--- START OF Text ---

Christopher Robin MacDougald wrote:
>
> Encrytion now that is fun. I had a good friend in High School write a
> recursive encrytion program based off the case sensitive password... and
> like all good encrytion programs it didn't store the password in the
> file. You know you would save memory if you didn't put the password in
> but rather decrypted using the users input that way if they enter the
> wrong password it just won't work, they have to try again until it was
> of real/integer type! That would work BTW is this for the 92?
>
> Happy Encrypting,
> Christopher
All of my work was done the 83. My favorite encryption/decryption
program was the one that used a pattern of dots as a picture. My
program workied like this. The calculator would start in the top left
corner and work down. Each column represented a letter and each row
was the next letter in the message. Theata was a space, and since A=1,
B=2, C=3...it worked out perfectly that a space was represented in
column 0. Since the 83 screen is 62 x 94 pixels, this allows for three
columns each of which has 62 letters. Do the math - 27*3 is 81, 94-81
leaves 13 unused columns. To optimize the number of letters that can
be encrypted these last 13 columns are used in the same way, except
everything is reversed. In those last 13 columns the letter is
represented by the row and each letter is the next column. Anyway,
this allows another 26 letters. If you notice there is a chunk up in
the upper right that is unused. This is where the password and length
of message are recorded. Now, you might be thinking that this would be
fairly easy to figure out. At least I did. To get around this problem,
each row is shifted over by a random number. In fact every 14 rows a
pattern repeats. I know it sounds confusing, but think about it like
this.
:randInt(1,7,14->L1 --say it comes up with {3,6,3,2,4,2.....}--
Now, each number in list one is the amount that the letter is shifted.
Take, for example, my name; JODY. In numbers, this is {10,15,4,25}.

--- END OF Text ---
--- START OF Extracted material ---

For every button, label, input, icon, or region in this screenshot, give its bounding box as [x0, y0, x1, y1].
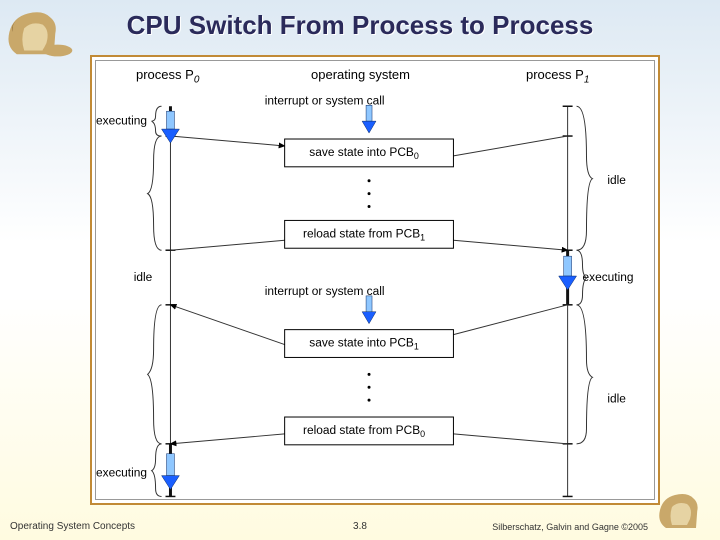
page-title: CPU Switch From Process to Process — [0, 10, 720, 41]
arrow-down-icon — [362, 296, 376, 324]
box-reload-pcb1: reload state from PCB1 — [285, 220, 454, 248]
label-idle-p0: idle — [134, 270, 153, 284]
box-reload-pcb0: reload state from PCB0 — [285, 417, 454, 445]
brace-p1-top — [577, 106, 593, 250]
svg-text:reload state from PCB0: reload state from PCB0 — [303, 423, 425, 439]
label-idle-p1-top: idle — [607, 173, 626, 187]
arrow-down-icon — [559, 256, 577, 290]
arrow-down-icon — [162, 454, 180, 490]
label-executing-p0-top: executing — [96, 113, 147, 127]
label-executing-p0-bottom: executing — [96, 466, 147, 480]
brace-p1-bottom — [577, 305, 593, 444]
diagram-frame: process P0 operating system process P1 — [90, 55, 660, 505]
diagram: process P0 operating system process P1 — [95, 60, 655, 500]
box-save-pcb1: save state into PCB1 — [285, 330, 454, 358]
label-idle-p1-bottom: idle — [607, 391, 626, 405]
brace-p0-top — [148, 136, 162, 250]
arrow-down-icon — [362, 105, 376, 133]
footer-authors: Silberschatz, Galvin and Gagne ©2005 — [492, 522, 648, 532]
brace-p0-bottom — [148, 305, 162, 444]
label-executing-p1: executing — [583, 270, 634, 284]
box-save-pcb0: save state into PCB0 — [285, 139, 454, 167]
svg-text:save state into PCB0: save state into PCB0 — [309, 145, 419, 161]
svg-text:save state into PCB1: save state into PCB1 — [309, 336, 419, 352]
arrow-down-icon — [162, 111, 180, 143]
svg-text:reload state from PCB1: reload state from PCB1 — [303, 226, 425, 242]
context-switch-svg: executing idle executing idle executing … — [96, 61, 654, 499]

--- END OF Extracted material ---

*Problems and tasks*.
a) List every letter to which the calculator encryption post assigns a number, giving each letter's value.
b) Continue the calculator encryption post from its final sentence onward.

*Answers given*.
a)
A = 1
B = 2
C = 3
J = 10
O = 15
D = 4
Y = 25

b)
However, before displaying the pattern of dots, these numbers will be
shifted. The 10 will shift over 3, and become 13 (the letter M), the
15 will shift over 6, becoming U,...get the idea? After you run out of
numbers in L1, it starts back over at the beginning with the numbers
3,6,3,2...If the person trying to decipher the picture doesn't input
the correct password than the decryption program will not take into
account these extra shifts, and thus show only gibberish. My name
would look like this; MUG_. If the message is short then you can
imagine what the picture would look like; a small pattern of dots in
the upper left and a small pattern in the upper right. This would be a
pretty quick giveaway that one of those patterns is part of the
encryption. So, after the actual message is encoded the calc continues
with a random pattern of dots until the whole screen is full. In the
upper right, along with the encryption pattern, is also a record of
how long the message actually is. This way when the decryption program
is running, it stops at the end of the message and doesn't show all
the fill. I guess that was more than anyone wanted to know, but
perhaps someone would like to take this idea and improve on it? If you
do, tell me what you did so I can see for myself.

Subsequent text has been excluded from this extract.